# [Problems to work on]
**a)** In the neighbors article, whose happiness does the study find has less impact on our own happiness than a neighbor's? List every one the text names.
**b)** Reproduce the neighbors article word for word, everything from "I pose these" down to "is with people.".

# [Supplied text]
☆ ☆ ☆
Get to know the neighbors

  • By Lori Alling
  • Tuesday, March 9, 2010 9:23pm

Within Mill Creek’s many subdivisions and developments, some as large as 250 or more houses, are home owner associations, which establish conduct of behavior for property owners in their respective development.

These codes of conduct vary from subdivision to subdivision though the unifying theme is that they pertain to the external appearance, or “curb appeal,” of property. HOAs have their merits, as most residents of an HOA-governed neighborhood will assert. It is often one of the key factors for choosing to purchase a particular piece of property. We care about our property, and given that surrounding property affects our property’s value, we’d like some assurance that others will tend to their property’s upkeep as well as we tend to ours so as to preserve and, ideally, increase the worth of our investment. HOAs provide this assurance.

Yet how many neighbors actually know the people who live on the property in their development? How many of them talk to one another in any meaningful way? How many feel they can rely upon one another when needed?

I pose these questions because I’ve recently read about a Harvard Medical School study conducted by professor Nicholas Christakis. After years of research he concluded “the health and well-being of one person affects the health and well-being of others.” Surprisingly, the study found that it is our neighbor’s happiness that tends to have the greatest impact on increasing our happiness, more than a live-in partner’s, more than a sibling’s, more than a co-worker’s. As it is with property, so it is with people.
☆ ☆ ☆
# [Data]
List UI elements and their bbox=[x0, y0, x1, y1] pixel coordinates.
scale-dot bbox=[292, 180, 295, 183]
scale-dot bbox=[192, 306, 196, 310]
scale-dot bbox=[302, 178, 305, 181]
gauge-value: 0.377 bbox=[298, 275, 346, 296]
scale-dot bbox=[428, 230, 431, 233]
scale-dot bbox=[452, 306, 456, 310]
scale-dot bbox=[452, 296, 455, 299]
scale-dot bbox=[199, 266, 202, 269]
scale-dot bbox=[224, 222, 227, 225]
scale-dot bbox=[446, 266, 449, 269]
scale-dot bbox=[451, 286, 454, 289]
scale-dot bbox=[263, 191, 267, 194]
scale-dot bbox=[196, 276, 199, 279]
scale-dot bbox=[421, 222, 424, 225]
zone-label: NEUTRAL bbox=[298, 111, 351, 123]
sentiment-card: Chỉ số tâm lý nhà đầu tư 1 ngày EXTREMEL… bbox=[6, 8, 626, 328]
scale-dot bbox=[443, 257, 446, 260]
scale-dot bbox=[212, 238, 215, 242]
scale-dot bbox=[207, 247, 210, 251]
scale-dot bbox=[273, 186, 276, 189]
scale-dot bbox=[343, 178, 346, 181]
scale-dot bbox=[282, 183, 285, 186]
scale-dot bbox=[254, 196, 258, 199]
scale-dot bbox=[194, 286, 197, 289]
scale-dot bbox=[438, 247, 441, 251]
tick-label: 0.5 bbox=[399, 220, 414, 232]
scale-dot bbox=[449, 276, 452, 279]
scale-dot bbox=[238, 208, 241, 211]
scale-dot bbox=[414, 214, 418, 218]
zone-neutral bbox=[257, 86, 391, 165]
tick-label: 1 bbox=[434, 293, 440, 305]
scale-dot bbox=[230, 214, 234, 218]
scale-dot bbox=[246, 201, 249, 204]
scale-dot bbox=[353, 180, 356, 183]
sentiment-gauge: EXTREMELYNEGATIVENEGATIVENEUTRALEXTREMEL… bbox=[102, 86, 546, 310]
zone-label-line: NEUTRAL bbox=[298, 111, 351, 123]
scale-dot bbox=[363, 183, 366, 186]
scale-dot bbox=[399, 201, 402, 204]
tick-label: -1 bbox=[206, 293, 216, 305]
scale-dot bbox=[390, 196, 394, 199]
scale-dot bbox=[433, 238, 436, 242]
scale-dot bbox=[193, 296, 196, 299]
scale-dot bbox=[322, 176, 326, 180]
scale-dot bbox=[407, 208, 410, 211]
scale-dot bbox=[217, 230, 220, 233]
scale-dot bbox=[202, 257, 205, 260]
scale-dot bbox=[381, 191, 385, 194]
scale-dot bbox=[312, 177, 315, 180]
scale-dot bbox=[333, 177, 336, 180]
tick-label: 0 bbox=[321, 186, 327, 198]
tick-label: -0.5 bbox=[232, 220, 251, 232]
☆ ☆ ☆
# [Task-by-task answers]
**a)** A live-in partner, a sibling, and a co-worker.

**b)**
I pose these questions because I’ve recently read about a Harvard Medical School study conducted by professor Nicholas Christakis. After years of research he concluded “the health and well-being of one person affects the health and well-being of others.” Surprisingly, the study found that it is our neighbor’s happiness that tends to have the greatest impact on increasing our happiness, more than a live-in partner’s, more than a sibling’s, more than a co-worker’s. As it is with property, so it is with people.